### [Extrait du document]

================================

C’est un boitier plexiglas pas comme les autres. Transparent et seulement orné d’un autocollant rouge, l’objet laisse entrevoir derrière son film plastique un disque qui semble totalement vierge. En l’insérant dans un lecteur CD, c’est une toute autre histoire qui se révèle à l’auditeur : celle d’un disque marqueur du rap des années 2010. Un album qui, sans recevoir une pluie d’éloges à sa sortie, va finalement montrer quelques années plus tard toute l’influence qu’il aura eu sur la nouvelle génération. Lorsqu’il fait son retour en solo en juin 2013 avec Yeezus, Kanye West n’a pas sorti d’album depuis trois années déjà. Entretemps, la trap est devenue plus qu’un courant musical d’Atlanta. Un phénomène en passe de devenir mondial. Alors comment appréhender ce courant lorsqu’on s’appelle Kanye West ? En expérimentant, encore et toujours. Quitte à prendre ses fans de court, en perdre certains en route, et en gagner de nouveau dans la foulée. Et ce, en s’alliant avec la nouvelle génération.
Depuis un an déjà, Ye collabore en effet avec un certain Jacques Webster. Jeune chien fou, ce producteur de Houston, à la fois fan de Kanye et Kid Cudi mais aussi de Björk et Portishead, l’a déjà impressionné sur son travail sonore sur la compilation Cruel Summer. Une bonne raison de lui faire à nouveau confiance sur Yeezus, au point de l’emmener avec lui à Paris lors de l’enregistrement du disque. Et donner un nouveau coup de fouet à la trap. Car si Kanye et sa garde rapprochée – Mike Dean notamment – s’intéressent autant à Travis Scott, c’est pour une bonne raison : son goût pour l’expérimentation et la recherche musicale dans le rap des années 2010. Autodidacte, Scott apprend le beatmaking durant les années 2000 dans sa chambre de Houston avant de réellement se lancer en solo au tout début des années 2010. Véritable éponge d’influences, ce touche-à-tout présente dès Owl Pharaoh, sa première mixtape, ses intentions : prendre le rap et en destructurer ses fondations solides à l’aide d’influences électroniques, rock ou psychédéliques.

================================

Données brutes
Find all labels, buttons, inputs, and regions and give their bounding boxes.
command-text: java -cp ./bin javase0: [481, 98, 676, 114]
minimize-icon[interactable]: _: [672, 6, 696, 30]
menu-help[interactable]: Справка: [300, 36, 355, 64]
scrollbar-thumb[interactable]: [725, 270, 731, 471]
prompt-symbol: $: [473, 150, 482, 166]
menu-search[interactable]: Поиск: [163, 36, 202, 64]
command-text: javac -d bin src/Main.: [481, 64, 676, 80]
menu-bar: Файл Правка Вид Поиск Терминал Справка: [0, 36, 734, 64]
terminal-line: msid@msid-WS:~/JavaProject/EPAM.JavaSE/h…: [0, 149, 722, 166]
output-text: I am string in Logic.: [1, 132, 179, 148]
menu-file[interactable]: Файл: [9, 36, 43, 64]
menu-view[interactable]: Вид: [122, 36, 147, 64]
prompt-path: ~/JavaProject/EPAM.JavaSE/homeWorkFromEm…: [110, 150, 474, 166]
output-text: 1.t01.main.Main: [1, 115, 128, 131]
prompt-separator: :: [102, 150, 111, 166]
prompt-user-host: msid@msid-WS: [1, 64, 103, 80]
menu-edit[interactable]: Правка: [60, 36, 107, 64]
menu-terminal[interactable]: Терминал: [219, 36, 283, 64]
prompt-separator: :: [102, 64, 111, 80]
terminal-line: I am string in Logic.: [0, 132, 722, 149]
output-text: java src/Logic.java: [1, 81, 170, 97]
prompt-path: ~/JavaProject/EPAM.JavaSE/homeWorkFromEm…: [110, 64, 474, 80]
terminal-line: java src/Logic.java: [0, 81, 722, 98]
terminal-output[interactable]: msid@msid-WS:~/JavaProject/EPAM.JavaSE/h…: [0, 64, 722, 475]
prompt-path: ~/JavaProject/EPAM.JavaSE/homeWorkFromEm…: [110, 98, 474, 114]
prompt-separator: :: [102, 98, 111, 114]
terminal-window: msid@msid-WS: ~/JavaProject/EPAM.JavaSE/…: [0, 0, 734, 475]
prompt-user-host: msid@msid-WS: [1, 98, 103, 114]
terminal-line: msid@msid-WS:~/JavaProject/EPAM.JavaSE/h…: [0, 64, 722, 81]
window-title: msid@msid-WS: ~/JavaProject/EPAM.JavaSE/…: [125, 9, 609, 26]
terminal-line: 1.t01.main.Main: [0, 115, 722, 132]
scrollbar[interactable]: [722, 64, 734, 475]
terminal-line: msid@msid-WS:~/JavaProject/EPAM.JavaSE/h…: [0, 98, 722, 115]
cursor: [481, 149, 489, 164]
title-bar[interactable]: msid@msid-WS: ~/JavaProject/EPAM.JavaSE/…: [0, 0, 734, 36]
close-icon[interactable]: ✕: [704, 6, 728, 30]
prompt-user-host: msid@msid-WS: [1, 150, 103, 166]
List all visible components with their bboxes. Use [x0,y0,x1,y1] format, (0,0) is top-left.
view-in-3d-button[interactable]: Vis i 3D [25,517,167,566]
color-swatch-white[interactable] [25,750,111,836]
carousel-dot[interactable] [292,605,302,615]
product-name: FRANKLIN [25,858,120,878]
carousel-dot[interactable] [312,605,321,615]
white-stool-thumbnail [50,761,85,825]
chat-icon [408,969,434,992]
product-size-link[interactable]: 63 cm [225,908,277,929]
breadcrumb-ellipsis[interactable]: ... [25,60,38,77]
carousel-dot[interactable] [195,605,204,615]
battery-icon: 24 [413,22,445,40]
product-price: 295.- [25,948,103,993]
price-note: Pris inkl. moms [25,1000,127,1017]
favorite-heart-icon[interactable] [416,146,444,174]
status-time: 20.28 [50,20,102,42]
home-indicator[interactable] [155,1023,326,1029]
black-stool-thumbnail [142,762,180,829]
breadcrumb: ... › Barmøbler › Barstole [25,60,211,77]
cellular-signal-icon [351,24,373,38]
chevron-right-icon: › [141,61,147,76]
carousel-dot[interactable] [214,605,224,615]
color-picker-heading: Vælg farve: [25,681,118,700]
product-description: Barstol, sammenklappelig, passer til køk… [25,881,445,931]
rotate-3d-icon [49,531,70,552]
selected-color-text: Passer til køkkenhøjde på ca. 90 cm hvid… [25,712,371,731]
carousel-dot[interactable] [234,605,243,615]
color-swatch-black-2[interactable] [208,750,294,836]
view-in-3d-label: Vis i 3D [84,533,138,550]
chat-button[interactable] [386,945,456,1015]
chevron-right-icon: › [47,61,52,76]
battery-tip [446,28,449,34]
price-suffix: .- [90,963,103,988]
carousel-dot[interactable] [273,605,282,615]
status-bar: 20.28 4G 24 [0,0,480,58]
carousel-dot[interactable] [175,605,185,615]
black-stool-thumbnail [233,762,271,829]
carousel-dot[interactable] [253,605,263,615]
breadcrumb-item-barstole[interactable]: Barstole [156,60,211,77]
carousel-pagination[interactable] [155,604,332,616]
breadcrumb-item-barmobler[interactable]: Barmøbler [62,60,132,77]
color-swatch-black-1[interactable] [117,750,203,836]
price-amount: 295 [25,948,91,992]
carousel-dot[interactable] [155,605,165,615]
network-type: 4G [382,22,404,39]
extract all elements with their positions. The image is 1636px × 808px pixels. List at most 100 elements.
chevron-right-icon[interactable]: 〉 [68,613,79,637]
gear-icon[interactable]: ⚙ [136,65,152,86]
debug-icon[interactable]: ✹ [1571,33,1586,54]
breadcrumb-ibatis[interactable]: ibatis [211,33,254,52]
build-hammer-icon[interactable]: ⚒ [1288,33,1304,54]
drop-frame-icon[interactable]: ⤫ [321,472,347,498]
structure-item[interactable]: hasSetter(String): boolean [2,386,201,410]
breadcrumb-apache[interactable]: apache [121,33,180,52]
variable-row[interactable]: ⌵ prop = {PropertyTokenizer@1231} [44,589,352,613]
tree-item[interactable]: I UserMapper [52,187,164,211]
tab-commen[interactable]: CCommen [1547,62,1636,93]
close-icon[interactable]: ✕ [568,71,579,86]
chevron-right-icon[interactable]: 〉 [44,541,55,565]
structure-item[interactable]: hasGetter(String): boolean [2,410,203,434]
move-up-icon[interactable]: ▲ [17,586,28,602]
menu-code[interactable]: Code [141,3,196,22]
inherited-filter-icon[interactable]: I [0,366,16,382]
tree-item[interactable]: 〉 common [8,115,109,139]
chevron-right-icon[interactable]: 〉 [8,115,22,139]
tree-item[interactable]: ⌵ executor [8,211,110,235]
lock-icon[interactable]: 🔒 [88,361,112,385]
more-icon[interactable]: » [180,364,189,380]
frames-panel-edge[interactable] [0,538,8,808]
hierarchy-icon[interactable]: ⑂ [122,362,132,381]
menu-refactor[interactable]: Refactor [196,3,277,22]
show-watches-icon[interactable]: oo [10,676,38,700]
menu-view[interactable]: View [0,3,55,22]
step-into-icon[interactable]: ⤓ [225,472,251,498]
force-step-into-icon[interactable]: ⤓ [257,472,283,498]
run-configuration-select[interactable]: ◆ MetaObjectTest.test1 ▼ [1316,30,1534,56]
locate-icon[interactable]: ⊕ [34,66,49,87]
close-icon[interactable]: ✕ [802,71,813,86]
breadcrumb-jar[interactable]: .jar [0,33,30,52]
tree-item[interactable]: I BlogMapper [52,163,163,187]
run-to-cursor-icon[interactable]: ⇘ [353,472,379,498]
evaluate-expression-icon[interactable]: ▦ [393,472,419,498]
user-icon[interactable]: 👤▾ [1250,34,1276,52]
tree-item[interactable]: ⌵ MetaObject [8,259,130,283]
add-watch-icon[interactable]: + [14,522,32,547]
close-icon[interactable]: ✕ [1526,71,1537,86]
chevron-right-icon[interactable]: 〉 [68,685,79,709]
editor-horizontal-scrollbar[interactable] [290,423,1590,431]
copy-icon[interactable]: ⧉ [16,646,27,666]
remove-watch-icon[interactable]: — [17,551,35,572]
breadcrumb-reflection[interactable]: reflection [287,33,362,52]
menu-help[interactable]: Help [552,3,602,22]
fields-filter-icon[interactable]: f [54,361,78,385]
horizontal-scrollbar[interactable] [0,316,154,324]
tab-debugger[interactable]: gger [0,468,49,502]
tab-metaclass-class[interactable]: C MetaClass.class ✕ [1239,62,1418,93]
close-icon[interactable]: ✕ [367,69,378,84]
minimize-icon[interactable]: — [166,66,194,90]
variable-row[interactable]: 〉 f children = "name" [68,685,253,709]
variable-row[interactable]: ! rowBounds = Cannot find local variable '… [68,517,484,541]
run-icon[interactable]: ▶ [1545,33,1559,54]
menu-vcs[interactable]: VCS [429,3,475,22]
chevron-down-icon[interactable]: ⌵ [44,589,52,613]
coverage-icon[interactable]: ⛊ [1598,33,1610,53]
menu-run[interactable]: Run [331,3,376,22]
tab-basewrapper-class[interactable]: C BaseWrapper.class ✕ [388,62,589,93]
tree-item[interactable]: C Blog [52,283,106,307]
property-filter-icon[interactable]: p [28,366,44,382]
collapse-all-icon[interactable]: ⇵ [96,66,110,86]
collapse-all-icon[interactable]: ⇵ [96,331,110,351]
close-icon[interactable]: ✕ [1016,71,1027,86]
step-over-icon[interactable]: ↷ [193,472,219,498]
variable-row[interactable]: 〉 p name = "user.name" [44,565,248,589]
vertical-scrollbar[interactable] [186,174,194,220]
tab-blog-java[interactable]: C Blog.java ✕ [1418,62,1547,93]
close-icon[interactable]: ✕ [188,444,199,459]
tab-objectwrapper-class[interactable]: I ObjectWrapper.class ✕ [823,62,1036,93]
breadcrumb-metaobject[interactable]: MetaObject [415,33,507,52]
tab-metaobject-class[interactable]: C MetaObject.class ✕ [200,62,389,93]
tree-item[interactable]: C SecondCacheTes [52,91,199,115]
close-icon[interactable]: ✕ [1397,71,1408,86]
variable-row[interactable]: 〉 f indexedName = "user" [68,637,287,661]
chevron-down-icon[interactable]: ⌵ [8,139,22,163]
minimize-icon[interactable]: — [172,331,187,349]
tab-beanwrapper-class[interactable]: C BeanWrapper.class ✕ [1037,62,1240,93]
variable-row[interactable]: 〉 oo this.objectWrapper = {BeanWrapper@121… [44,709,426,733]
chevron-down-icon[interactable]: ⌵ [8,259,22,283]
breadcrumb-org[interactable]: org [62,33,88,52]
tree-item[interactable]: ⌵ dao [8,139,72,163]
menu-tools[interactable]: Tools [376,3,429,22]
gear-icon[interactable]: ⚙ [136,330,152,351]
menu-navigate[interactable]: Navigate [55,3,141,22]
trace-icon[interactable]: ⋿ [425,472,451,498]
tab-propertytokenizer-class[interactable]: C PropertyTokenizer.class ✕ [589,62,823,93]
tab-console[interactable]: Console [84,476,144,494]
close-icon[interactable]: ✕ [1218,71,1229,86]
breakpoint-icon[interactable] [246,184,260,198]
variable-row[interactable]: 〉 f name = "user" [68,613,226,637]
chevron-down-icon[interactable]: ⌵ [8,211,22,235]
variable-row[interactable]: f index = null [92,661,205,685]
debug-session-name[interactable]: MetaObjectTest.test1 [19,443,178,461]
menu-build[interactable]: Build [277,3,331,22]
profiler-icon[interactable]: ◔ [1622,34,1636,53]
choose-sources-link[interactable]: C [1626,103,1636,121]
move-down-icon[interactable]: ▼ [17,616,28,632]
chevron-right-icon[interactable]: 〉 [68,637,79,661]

================================

### [Objectif]
Indiquez le titre de la première mixtape de Travis Scott d'après l'extrait sur l'album Yeezus.

### [Réponse attendue]
Owl Pharaoh.